Check every line of the entries that follow, and copy the ones containing "soit".

--- Begin Records to process ---

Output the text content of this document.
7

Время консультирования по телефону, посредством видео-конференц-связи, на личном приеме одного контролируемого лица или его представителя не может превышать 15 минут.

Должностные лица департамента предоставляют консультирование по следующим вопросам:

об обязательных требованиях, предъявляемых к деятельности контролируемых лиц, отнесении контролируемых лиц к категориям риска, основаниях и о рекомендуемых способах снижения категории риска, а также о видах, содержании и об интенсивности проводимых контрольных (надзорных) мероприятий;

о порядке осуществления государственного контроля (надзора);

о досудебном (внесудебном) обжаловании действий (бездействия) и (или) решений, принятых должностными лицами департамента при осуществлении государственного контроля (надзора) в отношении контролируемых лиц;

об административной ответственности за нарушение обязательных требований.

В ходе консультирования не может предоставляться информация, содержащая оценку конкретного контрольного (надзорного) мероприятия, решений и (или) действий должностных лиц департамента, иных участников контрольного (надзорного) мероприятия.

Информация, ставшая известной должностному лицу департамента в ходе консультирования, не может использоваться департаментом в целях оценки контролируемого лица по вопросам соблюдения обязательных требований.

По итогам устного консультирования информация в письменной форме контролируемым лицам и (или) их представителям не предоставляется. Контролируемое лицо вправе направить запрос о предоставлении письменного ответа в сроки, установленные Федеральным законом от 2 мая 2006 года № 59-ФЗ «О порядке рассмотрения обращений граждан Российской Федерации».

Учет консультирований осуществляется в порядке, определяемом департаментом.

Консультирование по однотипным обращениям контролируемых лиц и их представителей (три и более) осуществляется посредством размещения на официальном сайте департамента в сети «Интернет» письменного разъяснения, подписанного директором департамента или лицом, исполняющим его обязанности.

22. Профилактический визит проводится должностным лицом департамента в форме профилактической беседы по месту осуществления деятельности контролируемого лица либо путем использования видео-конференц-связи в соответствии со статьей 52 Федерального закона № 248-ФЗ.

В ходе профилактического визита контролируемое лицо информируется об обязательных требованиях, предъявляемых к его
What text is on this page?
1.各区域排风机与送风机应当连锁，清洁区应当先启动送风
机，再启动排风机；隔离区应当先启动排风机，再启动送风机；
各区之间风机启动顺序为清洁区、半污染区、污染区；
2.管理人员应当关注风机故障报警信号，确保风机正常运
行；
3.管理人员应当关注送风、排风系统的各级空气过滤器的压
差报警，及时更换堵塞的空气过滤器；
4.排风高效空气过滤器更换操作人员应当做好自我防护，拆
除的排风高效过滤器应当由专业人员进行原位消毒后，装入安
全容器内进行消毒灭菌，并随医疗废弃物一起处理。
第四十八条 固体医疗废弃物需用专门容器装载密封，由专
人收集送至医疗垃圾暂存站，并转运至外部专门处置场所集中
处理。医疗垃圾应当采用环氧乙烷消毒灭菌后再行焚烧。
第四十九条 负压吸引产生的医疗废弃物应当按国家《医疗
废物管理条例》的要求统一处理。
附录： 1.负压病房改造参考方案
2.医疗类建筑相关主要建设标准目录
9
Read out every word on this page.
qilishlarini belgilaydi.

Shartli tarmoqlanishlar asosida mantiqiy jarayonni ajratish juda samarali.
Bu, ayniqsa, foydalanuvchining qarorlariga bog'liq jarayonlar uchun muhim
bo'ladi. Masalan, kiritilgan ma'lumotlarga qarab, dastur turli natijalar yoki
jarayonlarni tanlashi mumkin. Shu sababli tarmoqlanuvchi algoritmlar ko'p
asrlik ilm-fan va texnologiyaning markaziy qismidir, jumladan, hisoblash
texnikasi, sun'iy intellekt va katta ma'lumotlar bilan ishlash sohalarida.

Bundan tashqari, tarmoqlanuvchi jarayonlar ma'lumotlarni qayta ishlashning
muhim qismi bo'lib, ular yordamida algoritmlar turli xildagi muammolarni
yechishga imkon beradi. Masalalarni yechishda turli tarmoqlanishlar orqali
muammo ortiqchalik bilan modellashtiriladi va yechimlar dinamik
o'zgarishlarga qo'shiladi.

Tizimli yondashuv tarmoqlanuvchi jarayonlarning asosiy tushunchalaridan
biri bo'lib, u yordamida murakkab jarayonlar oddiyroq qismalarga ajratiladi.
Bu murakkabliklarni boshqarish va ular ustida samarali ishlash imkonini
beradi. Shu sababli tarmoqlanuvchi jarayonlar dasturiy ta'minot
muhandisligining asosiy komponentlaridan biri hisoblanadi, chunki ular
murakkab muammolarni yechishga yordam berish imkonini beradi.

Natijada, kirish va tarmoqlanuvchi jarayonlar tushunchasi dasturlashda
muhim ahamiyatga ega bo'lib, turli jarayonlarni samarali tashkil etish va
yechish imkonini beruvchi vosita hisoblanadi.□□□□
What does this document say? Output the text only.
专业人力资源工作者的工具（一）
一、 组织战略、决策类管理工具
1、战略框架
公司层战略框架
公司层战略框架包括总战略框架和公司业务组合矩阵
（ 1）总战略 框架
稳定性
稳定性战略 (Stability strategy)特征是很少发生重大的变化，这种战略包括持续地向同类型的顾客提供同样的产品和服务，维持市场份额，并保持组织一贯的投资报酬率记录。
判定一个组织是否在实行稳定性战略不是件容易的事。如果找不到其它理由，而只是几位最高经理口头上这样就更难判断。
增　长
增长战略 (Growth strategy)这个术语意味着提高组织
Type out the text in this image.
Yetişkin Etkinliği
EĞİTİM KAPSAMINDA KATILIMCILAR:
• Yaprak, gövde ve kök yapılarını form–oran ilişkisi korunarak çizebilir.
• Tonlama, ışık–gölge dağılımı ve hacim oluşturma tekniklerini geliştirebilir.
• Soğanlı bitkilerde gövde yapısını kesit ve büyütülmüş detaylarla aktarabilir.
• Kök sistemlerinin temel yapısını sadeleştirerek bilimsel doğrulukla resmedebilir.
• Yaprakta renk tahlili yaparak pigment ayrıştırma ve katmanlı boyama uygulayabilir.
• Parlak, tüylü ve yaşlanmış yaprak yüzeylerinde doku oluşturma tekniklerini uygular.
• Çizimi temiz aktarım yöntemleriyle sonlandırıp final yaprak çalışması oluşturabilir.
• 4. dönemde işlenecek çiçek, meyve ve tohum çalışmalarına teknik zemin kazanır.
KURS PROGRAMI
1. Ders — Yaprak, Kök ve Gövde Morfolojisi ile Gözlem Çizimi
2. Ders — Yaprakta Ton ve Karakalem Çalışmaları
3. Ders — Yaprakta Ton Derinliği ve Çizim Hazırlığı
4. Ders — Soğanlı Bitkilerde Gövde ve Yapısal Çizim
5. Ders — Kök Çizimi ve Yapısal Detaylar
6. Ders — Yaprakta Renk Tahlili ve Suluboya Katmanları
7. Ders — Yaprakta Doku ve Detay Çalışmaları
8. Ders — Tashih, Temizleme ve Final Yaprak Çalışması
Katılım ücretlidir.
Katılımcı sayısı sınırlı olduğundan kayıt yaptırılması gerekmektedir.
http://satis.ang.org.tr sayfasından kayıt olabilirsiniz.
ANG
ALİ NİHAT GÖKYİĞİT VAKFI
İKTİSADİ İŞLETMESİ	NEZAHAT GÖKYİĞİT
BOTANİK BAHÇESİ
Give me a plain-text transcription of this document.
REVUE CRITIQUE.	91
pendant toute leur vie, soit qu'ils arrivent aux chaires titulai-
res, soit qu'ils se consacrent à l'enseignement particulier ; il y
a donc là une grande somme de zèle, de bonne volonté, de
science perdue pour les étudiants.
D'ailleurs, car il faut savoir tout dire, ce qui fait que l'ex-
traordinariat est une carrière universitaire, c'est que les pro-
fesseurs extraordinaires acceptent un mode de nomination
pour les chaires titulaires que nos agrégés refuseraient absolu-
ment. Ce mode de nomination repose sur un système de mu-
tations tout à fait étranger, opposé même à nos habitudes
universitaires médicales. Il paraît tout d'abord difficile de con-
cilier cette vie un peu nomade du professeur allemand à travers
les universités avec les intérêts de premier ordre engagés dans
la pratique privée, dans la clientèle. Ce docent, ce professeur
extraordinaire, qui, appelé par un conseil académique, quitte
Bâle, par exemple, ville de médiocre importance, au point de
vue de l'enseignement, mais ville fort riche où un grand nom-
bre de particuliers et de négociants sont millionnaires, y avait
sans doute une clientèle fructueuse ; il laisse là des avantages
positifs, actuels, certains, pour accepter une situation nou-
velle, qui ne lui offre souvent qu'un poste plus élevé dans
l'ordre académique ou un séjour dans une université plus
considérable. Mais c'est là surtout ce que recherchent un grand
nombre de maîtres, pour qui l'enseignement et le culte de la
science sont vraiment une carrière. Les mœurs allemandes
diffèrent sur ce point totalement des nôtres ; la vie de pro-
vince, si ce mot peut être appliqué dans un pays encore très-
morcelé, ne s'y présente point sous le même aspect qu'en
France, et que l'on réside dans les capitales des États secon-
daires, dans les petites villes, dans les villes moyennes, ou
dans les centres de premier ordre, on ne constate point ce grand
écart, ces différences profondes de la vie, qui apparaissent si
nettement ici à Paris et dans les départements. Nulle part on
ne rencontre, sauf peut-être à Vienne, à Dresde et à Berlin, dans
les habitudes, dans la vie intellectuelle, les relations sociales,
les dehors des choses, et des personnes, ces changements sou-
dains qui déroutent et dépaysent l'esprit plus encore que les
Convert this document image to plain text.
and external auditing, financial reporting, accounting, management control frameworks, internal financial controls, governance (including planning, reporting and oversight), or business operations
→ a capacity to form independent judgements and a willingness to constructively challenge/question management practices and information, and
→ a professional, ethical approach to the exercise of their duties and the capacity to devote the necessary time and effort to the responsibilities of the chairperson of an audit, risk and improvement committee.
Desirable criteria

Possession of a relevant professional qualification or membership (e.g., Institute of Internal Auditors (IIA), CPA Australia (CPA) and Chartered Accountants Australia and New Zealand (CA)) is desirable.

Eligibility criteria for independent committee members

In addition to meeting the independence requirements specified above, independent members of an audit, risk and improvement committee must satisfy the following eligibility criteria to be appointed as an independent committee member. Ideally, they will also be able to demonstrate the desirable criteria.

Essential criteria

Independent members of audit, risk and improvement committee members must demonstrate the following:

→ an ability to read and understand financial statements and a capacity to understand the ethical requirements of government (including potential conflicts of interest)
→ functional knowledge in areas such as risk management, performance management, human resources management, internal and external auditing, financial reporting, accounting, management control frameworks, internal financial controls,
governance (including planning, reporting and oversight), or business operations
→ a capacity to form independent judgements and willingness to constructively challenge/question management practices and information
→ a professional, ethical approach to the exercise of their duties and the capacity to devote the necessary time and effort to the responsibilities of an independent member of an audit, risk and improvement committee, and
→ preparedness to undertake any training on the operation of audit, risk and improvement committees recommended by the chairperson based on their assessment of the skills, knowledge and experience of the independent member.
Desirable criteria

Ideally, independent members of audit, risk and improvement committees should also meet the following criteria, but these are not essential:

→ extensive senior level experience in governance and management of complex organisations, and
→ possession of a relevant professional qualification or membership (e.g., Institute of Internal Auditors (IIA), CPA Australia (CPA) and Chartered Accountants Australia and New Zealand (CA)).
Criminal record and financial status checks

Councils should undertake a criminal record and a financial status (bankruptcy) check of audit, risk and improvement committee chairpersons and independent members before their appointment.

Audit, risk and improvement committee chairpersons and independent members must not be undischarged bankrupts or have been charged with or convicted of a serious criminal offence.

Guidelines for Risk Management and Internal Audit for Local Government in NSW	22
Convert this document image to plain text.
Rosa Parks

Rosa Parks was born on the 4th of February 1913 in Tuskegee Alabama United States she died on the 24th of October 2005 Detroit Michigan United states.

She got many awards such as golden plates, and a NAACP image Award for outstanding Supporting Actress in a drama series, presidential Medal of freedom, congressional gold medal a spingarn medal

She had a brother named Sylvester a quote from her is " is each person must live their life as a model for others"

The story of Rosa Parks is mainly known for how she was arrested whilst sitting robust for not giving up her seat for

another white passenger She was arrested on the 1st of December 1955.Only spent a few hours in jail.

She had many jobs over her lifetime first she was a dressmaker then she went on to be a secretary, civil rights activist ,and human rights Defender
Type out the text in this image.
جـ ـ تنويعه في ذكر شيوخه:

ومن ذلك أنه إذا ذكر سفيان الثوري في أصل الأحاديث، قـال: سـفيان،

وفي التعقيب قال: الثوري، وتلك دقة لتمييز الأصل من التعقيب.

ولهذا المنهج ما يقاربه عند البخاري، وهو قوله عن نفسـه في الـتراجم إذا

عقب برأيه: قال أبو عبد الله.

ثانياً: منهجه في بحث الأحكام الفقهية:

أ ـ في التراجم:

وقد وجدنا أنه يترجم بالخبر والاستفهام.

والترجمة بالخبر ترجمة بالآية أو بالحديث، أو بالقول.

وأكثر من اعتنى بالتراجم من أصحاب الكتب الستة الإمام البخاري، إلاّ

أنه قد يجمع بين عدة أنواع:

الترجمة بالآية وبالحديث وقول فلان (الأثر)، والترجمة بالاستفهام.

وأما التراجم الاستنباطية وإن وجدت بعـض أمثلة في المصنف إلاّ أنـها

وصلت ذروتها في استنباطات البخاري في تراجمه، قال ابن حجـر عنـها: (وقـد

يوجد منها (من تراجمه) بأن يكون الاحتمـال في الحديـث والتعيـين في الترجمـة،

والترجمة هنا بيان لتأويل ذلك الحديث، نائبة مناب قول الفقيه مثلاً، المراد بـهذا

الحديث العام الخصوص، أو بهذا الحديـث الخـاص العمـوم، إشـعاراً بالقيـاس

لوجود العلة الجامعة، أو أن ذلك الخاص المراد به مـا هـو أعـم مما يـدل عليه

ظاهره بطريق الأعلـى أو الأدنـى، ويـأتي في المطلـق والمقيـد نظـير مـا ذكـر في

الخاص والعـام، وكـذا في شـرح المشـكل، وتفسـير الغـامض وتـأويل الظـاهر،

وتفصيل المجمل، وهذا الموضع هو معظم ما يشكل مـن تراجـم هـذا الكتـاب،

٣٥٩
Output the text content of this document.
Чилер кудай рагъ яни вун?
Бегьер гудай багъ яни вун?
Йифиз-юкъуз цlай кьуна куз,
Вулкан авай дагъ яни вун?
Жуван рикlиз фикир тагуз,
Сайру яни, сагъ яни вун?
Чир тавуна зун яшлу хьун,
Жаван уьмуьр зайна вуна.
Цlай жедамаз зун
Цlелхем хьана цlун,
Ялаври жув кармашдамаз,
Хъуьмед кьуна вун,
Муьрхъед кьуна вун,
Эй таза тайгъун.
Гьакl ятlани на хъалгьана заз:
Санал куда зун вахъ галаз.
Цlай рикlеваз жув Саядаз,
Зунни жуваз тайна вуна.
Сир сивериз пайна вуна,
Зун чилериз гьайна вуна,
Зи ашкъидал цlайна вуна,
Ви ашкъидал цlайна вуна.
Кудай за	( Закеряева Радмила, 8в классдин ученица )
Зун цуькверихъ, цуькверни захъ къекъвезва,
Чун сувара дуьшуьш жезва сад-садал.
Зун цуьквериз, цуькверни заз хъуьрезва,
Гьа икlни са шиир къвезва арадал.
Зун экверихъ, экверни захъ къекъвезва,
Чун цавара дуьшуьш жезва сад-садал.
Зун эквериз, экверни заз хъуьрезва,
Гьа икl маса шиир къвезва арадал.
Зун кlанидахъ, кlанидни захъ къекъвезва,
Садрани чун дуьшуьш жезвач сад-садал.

--- End Records to process ---

Response to this exercise:
pendant toute leur vie, soit qu'ils arrivent aux chaires titulai-
res, soit qu'ils se consacrent à l'enseignement particulier ; il y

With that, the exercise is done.